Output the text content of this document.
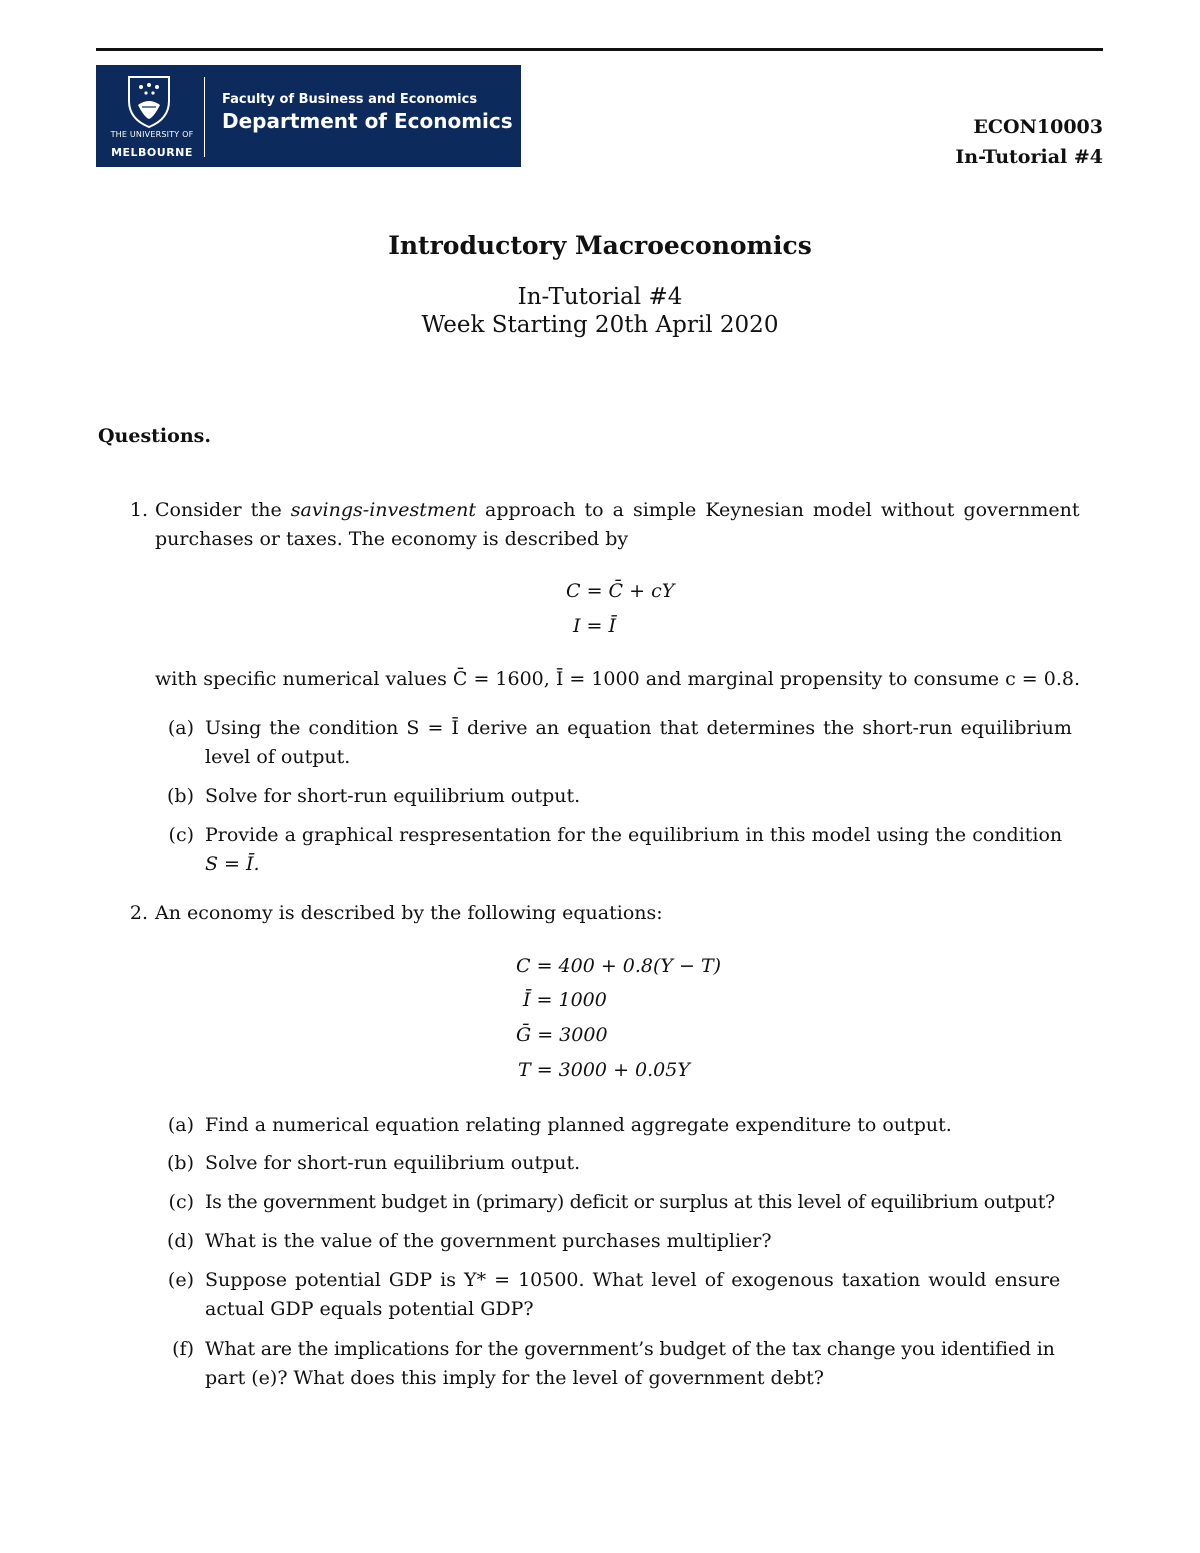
THE UNIVERSITY OF
MELBOURNE
Faculty of Business and Economics
Department of Economics	ECON10003
In-Tutorial #4
Introductory Macroeconomics
In-Tutorial #4
Week Starting 20th April 2020
Questions.
1. Consider the savings-investment approach to a simple Keynesian model without government
purchases or taxes. The economy is described by
C = C̄ + cY
I = Ī
with specific numerical values C̄ = 1600, Ī = 1000 and marginal propensity to consume c = 0.8.
(a) Using the condition S = Ī derive an equation that determines the short-run equilibrium
level of output.
(b) Solve for short-run equilibrium output.
(c) Provide a graphical respresentation for the equilibrium in this model using the condition
S = Ī.
2. An economy is described by the following equations:
C = 400 + 0.8(Y − T)
Ī = 1000
Ḡ = 3000
T = 3000 + 0.05Y
(a) Find a numerical equation relating planned aggregate expenditure to output.
(b) Solve for short-run equilibrium output.
(c) Is the government budget in (primary) deficit or surplus at this level of equilibrium output?
(d) What is the value of the government purchases multiplier?
(e) Suppose potential GDP is Y* = 10500. What level of exogenous taxation would ensure
actual GDP equals potential GDP?
(f) What are the implications for the government’s budget of the tax change you identified in
part (e)? What does this imply for the level of government debt?
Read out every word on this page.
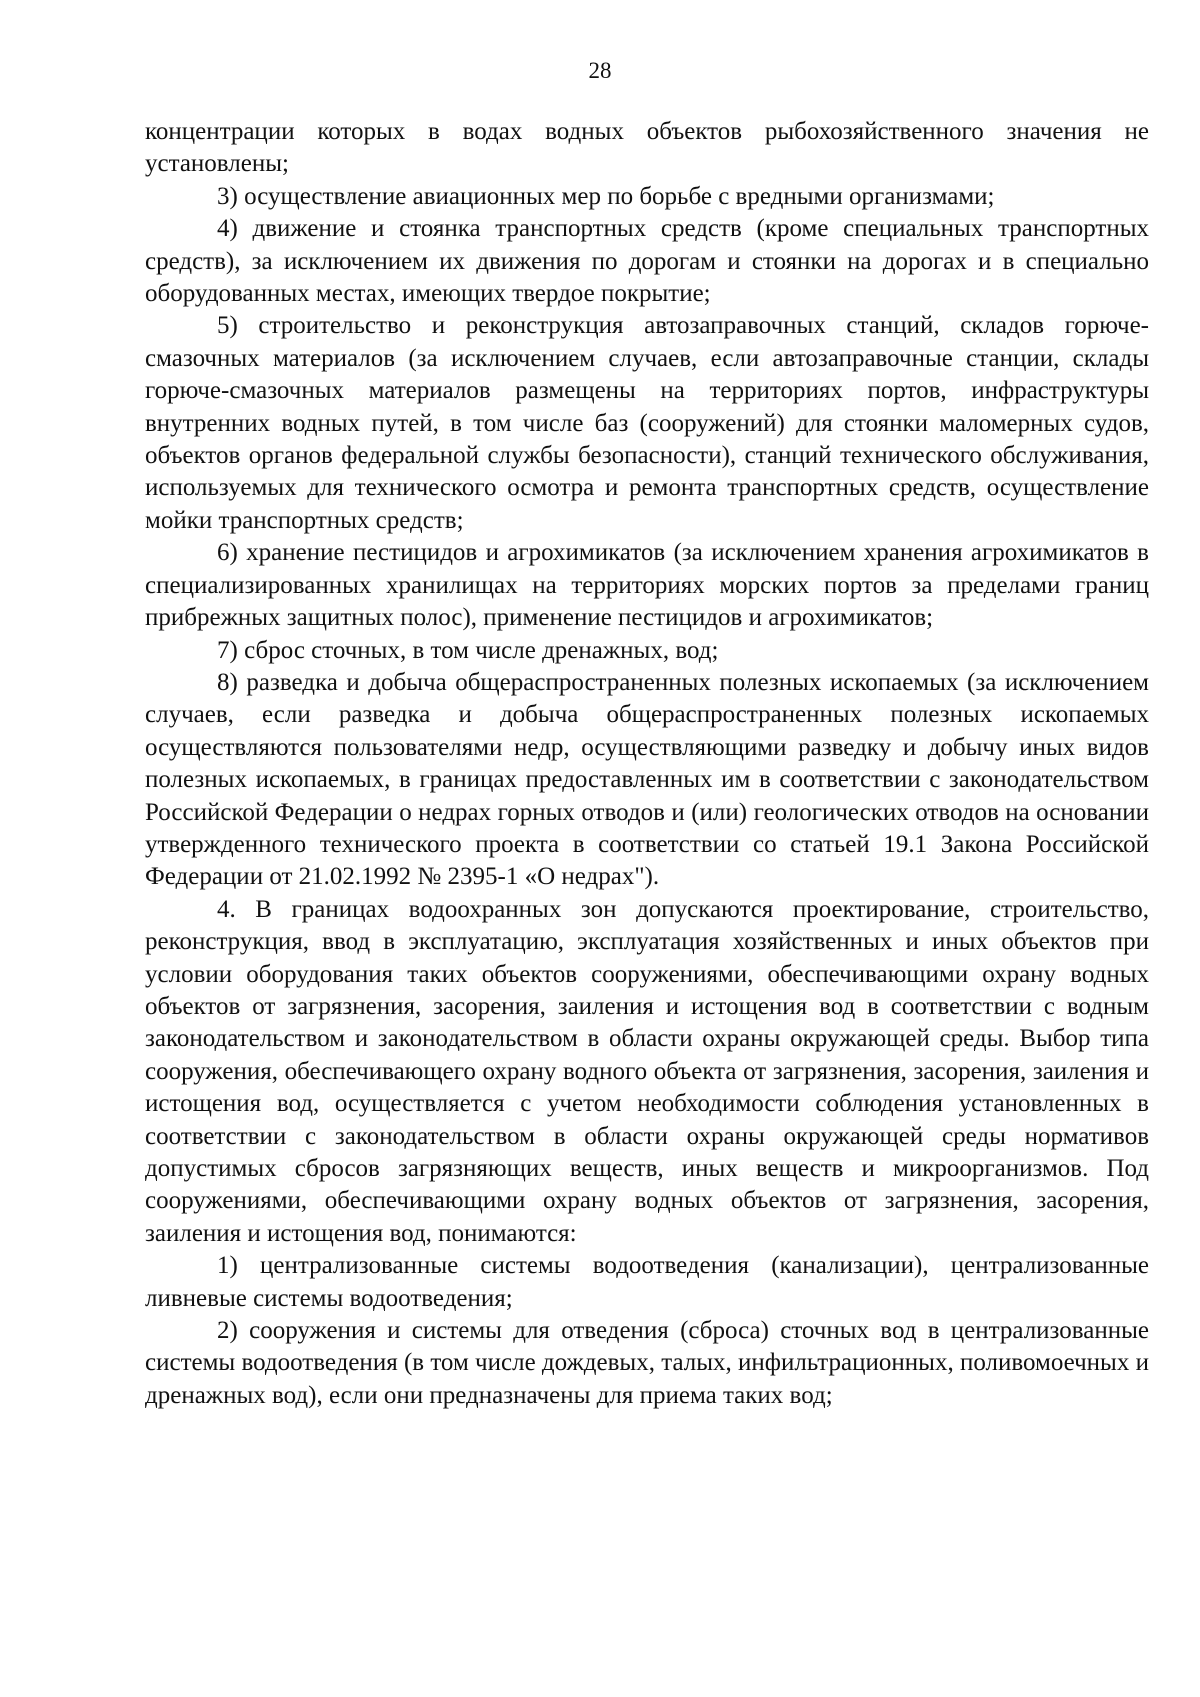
28

концентрации которых в водах водных объектов рыбохозяйственного значения не установлены;

3) осуществление авиационных мер по борьбе с вредными организмами;

4) движение и стоянка транспортных средств (кроме специальных транспортных средств), за исключением их движения по дорогам и стоянки на дорогах и в специально оборудованных местах, имеющих твердое покрытие;

5) строительство и реконструкция автозаправочных станций, складов горюче-смазочных материалов (за исключением случаев, если автозаправочные станции, склады горюче-смазочных материалов размещены на территориях портов, инфраструктуры внутренних водных путей, в том числе баз (сооружений) для стоянки маломерных судов, объектов органов федеральной службы безопасности), станций технического обслуживания, используемых для технического осмотра и ремонта транспортных средств, осуществление мойки транспортных средств;

6) хранение пестицидов и агрохимикатов (за исключением хранения агрохимикатов в специализированных хранилищах на территориях морских портов за пределами границ прибрежных защитных полос), применение пестицидов и агрохимикатов;

7) сброс сточных, в том числе дренажных, вод;

8) разведка и добыча общераспространенных полезных ископаемых (за исключением случаев, если разведка и добыча общераспространенных полезных ископаемых осуществляются пользователями недр, осуществляющими разведку и добычу иных видов полезных ископаемых, в границах предоставленных им в соответствии с законодательством Российской Федерации о недрах горных отводов и (или) геологических отводов на основании утвержденного технического проекта в соответствии со статьей 19.1 Закона Российской Федерации от 21.02.1992 № 2395-1 «О недрах").

4. В границах водоохранных зон допускаются проектирование, строительство, реконструкция, ввод в эксплуатацию, эксплуатация хозяйственных и иных объектов при условии оборудования таких объектов сооружениями, обеспечивающими охрану водных объектов от загрязнения, засорения, заиления и истощения вод в соответствии с водным законодательством и законодательством в области охраны окружающей среды. Выбор типа сооружения, обеспечивающего охрану водного объекта от загрязнения, засорения, заиления и истощения вод, осуществляется с учетом необходимости соблюдения установленных в соответствии с законодательством в области охраны окружающей среды нормативов допустимых сбросов загрязняющих веществ, иных веществ и микроорганизмов. Под сооружениями, обеспечивающими охрану водных объектов от загрязнения, засорения, заиления и истощения вод, понимаются:

1) централизованные системы водоотведения (канализации), централизованные ливневые системы водоотведения;

2) сооружения и системы для отведения (сброса) сточных вод в централизованные системы водоотведения (в том числе дождевых, талых, инфильтрационных, поливомоечных и дренажных вод), если они предназначены для приема таких вод;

========================================

Copy out every line in the entries above that holds "дренажных".

7) сброс сточных, в том числе дренажных, вод;
2) сооружения и системы для отведения (сброса) сточных вод в централизованные системы водоотведения (в том числе дождевых, талых, инфильтрационных, поливомоечных и дренажных вод), если они предназначены для приема таких вод;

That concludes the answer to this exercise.